Exercise description:
Leave out the pictures and repeat the data exactly.
----
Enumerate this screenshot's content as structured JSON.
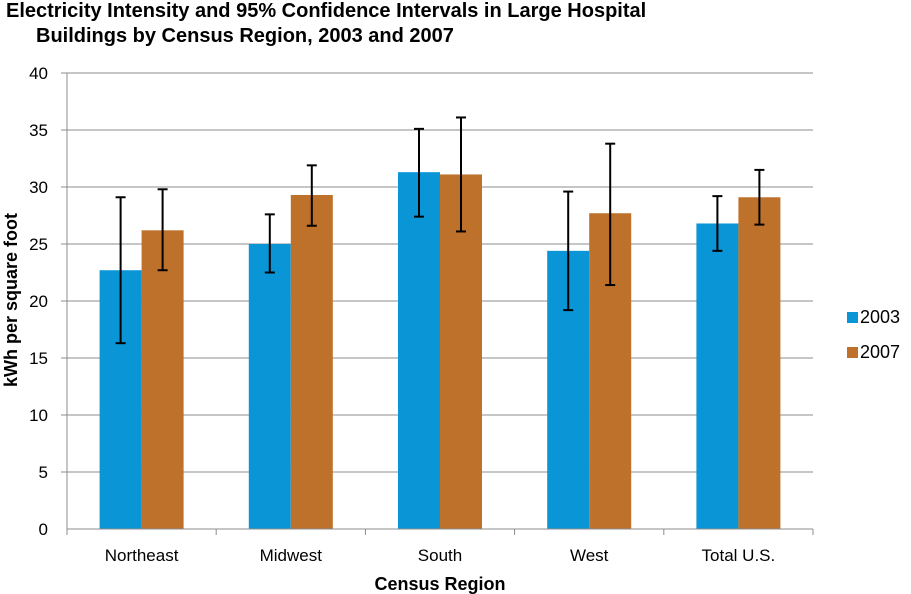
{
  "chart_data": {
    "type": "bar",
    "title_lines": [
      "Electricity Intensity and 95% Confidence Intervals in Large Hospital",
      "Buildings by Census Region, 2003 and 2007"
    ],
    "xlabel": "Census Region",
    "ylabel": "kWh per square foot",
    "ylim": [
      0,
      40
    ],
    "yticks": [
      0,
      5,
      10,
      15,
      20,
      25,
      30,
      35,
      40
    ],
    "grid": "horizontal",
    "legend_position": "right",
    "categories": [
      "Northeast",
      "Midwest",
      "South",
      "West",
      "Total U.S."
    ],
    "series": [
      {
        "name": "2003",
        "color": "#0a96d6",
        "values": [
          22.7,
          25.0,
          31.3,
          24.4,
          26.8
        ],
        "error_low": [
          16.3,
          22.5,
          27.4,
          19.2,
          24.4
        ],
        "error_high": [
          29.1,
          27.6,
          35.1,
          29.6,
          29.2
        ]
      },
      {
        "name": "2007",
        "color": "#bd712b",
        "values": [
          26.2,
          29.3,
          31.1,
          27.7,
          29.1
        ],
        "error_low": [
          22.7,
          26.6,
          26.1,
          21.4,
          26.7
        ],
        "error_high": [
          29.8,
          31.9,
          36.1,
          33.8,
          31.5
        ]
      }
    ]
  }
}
----
The result:
Enumerate this screenshot's content as structured JSON.
{
  "chart_data": {
    "type": "bar",
    "title_lines": [
      "Electricity Intensity and 95% Confidence Intervals in Large Hospital",
      "Buildings by Census Region, 2003 and 2007"
    ],
    "xlabel": "Census Region",
    "ylabel": "kWh per square foot",
    "ylim": [
      0,
      40
    ],
    "yticks": [
      0,
      5,
      10,
      15,
      20,
      25,
      30,
      35,
      40
    ],
    "grid": "horizontal",
    "legend_position": "right",
    "categories": [
      "Northeast",
      "Midwest",
      "South",
      "West",
      "Total U.S."
    ],
    "series": [
      {
        "name": "2003",
        "color": "#0a96d6",
        "values": [
          22.7,
          25.0,
          31.3,
          24.4,
          26.8
        ],
        "error_low": [
          16.3,
          22.5,
          27.4,
          19.2,
          24.4
        ],
        "error_high": [
          29.1,
          27.6,
          35.1,
          29.6,
          29.2
        ]
      },
      {
        "name": "2007",
        "color": "#bd712b",
        "values": [
          26.2,
          29.3,
          31.1,
          27.7,
          29.1
        ],
        "error_low": [
          22.7,
          26.6,
          26.1,
          21.4,
          26.7
        ],
        "error_high": [
          29.8,
          31.9,
          36.1,
          33.8,
          31.5
        ]
      }
    ]
  }
}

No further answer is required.